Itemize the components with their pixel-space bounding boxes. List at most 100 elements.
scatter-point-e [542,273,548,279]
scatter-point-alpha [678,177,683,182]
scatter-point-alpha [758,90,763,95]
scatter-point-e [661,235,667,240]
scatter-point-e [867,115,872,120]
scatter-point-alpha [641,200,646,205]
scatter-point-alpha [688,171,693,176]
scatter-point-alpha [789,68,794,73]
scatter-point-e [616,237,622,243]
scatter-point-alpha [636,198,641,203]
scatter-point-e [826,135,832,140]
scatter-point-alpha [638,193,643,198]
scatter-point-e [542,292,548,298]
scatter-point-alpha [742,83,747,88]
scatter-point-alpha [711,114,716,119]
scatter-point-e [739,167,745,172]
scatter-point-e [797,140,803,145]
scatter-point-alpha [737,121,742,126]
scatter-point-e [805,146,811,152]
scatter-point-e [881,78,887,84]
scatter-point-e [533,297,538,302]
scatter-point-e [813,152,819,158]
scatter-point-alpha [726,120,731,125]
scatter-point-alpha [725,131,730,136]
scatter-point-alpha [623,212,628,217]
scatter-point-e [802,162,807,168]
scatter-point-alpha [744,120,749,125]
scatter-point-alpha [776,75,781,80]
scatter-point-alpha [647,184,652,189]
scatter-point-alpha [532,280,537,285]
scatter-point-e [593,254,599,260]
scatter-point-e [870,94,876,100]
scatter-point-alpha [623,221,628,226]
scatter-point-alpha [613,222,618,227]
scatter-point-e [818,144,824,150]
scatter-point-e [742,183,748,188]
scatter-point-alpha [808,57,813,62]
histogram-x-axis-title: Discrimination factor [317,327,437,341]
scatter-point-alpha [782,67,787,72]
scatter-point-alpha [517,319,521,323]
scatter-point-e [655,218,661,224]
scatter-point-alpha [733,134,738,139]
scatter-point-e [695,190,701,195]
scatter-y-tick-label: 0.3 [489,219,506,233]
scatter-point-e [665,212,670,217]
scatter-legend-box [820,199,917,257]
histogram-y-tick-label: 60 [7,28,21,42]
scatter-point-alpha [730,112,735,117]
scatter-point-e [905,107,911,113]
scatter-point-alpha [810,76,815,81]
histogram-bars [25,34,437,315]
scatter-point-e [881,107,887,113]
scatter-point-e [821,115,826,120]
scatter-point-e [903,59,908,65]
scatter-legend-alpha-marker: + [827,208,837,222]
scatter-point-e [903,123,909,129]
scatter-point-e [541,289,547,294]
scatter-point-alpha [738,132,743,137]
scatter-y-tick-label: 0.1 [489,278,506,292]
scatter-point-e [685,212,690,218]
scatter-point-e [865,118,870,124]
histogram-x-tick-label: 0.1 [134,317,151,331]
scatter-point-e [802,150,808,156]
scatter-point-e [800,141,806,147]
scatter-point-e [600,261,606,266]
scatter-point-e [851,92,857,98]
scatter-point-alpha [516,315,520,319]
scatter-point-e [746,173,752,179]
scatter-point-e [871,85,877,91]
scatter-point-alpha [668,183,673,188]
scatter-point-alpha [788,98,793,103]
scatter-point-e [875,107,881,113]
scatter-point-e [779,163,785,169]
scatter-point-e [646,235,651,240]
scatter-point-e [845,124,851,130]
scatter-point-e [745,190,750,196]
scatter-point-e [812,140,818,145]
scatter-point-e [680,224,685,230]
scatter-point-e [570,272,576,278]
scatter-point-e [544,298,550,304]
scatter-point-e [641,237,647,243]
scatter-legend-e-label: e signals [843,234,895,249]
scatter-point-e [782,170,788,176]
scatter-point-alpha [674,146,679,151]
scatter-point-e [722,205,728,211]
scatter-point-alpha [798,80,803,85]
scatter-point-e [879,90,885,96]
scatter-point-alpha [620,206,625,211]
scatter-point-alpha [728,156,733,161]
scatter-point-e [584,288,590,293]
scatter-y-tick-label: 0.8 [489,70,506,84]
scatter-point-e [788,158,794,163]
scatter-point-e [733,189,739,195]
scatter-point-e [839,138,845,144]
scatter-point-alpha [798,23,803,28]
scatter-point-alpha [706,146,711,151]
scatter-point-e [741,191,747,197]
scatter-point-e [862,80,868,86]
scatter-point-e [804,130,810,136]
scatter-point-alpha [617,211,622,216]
--------------------
Your objective
Write every line of the item above as one string in a JSON list, leaving out blank lines.

The solution
[
  "Itemize the components with their pixel-space bounding boxes. List at most 100 elements.",
  "scatter-point-e [542,273,548,279]",
  "scatter-point-alpha [678,177,683,182]",
  "scatter-point-alpha [758,90,763,95]",
  "scatter-point-e [661,235,667,240]",
  "scatter-point-e [867,115,872,120]",
  "scatter-point-alpha [641,200,646,205]",
  "scatter-point-alpha [688,171,693,176]",
  "scatter-point-alpha [789,68,794,73]",
  "scatter-point-e [616,237,622,243]",
  "scatter-point-alpha [636,198,641,203]",
  "scatter-point-e [826,135,832,140]",
  "scatter-point-alpha [638,193,643,198]",
  "scatter-point-e [542,292,548,298]",
  "scatter-point-alpha [742,83,747,88]",
  "scatter-point-alpha [711,114,716,119]",
  "scatter-point-e [739,167,745,172]",
  "scatter-point-e [797,140,803,145]",
  "scatter-point-alpha [737,121,742,126]",
  "scatter-point-e [805,146,811,152]",
  "scatter-point-e [881,78,887,84]",
  "scatter-point-e [533,297,538,302]",
  "scatter-point-e [813,152,819,158]",
  "scatter-point-alpha [726,120,731,125]",
  "scatter-point-alpha [725,131,730,136]",
  "scatter-point-alpha [623,212,628,217]",
  "scatter-point-e [802,162,807,168]",
  "scatter-point-alpha [744,120,749,125]",
  "scatter-point-alpha [776,75,781,80]",
  "scatter-point-alpha [647,184,652,189]",
  "scatter-point-alpha [532,280,537,285]",
  "scatter-point-e [593,254,599,260]",
  "scatter-point-e [870,94,876,100]",
  "scatter-point-alpha [623,221,628,226]",
  "scatter-point-alpha [613,222,618,227]",
  "scatter-point-e [818,144,824,150]",
  "scatter-point-e [742,183,748,188]",
  "scatter-point-alpha [808,57,813,62]",
  "histogram-x-axis-title: Discrimination factor [317,327,437,341]",
  "scatter-point-alpha [782,67,787,72]",
  "scatter-point-alpha [517,319,521,323]",
  "scatter-point-e [655,218,661,224]",
  "scatter-point-alpha [733,134,738,139]",
  "scatter-point-e [695,190,701,195]",
  "scatter-y-tick-label: 0.3 [489,219,506,233]",
  "scatter-point-e [665,212,670,217]",
  "scatter-legend-box [820,199,917,257]",
  "histogram-y-tick-label: 60 [7,28,21,42]",
  "scatter-point-alpha [730,112,735,117]",
  "scatter-point-e [905,107,911,113]",
  "scatter-point-alpha [810,76,815,81]",
  "histogram-bars [25,34,437,315]",
  "scatter-point-e [881,107,887,113]",
  "scatter-point-e [821,115,826,120]",
  "scatter-point-e [903,59,908,65]",
  "scatter-legend-alpha-marker: + [827,208,837,222]",
  "scatter-point-e [903,123,909,129]",
  "scatter-point-e [541,289,547,294]",
  "scatter-point-alpha [738,132,743,137]",
  "scatter-y-tick-label: 0.1 [489,278,506,292]",
  "scatter-point-e [685,212,690,218]",
  "scatter-point-e [865,118,870,124]",
  "histogram-x-tick-label: 0.1 [134,317,151,331]",
  "scatter-point-e [802,150,808,156]",
  "scatter-point-e [800,141,806,147]",
  "scatter-point-e [600,261,606,266]",
  "scatter-point-e [851,92,857,98]",
  "scatter-point-alpha [516,315,520,319]",
  "scatter-point-e [746,173,752,179]",
  "scatter-point-e [871,85,877,91]",
  "scatter-point-alpha [668,183,673,188]",
  "scatter-point-alpha [788,98,793,103]",
  "scatter-point-e [875,107,881,113]",
  "scatter-point-e [779,163,785,169]",
  "scatter-point-e [646,235,651,240]",
  "scatter-point-e [845,124,851,130]",
  "scatter-point-e [745,190,750,196]",
  "scatter-point-e [812,140,818,145]",
  "scatter-point-e [680,224,685,230]",
  "scatter-point-e [570,272,576,278]",
  "scatter-point-e [544,298,550,304]",
  "scatter-point-e [641,237,647,243]",
  "scatter-legend-e-label: e signals [843,234,895,249]",
  "scatter-point-e [782,170,788,176]",
  "scatter-point-alpha [674,146,679,151]",
  "scatter-point-e [722,205,728,211]",
  "scatter-point-alpha [798,80,803,85]",
  "scatter-point-e [879,90,885,96]",
  "scatter-point-alpha [620,206,625,211]",
  "scatter-point-alpha [728,156,733,161]",
  "scatter-point-e [584,288,590,293]",
  "scatter-y-tick-label: 0.8 [489,70,506,84]",
  "scatter-point-e [788,158,794,163]",
  "scatter-point-e [733,189,739,195]",
  "scatter-point-e [839,138,845,144]",
  "scatter-point-alpha [798,23,803,28]",
  "scatter-point-alpha [706,146,711,151]",
  "scatter-point-e [741,191,747,197]",
  "scatter-point-e [862,80,868,86]",
  "scatter-point-e [804,130,810,136]",
  "scatter-point-alpha [617,211,622,216]"
]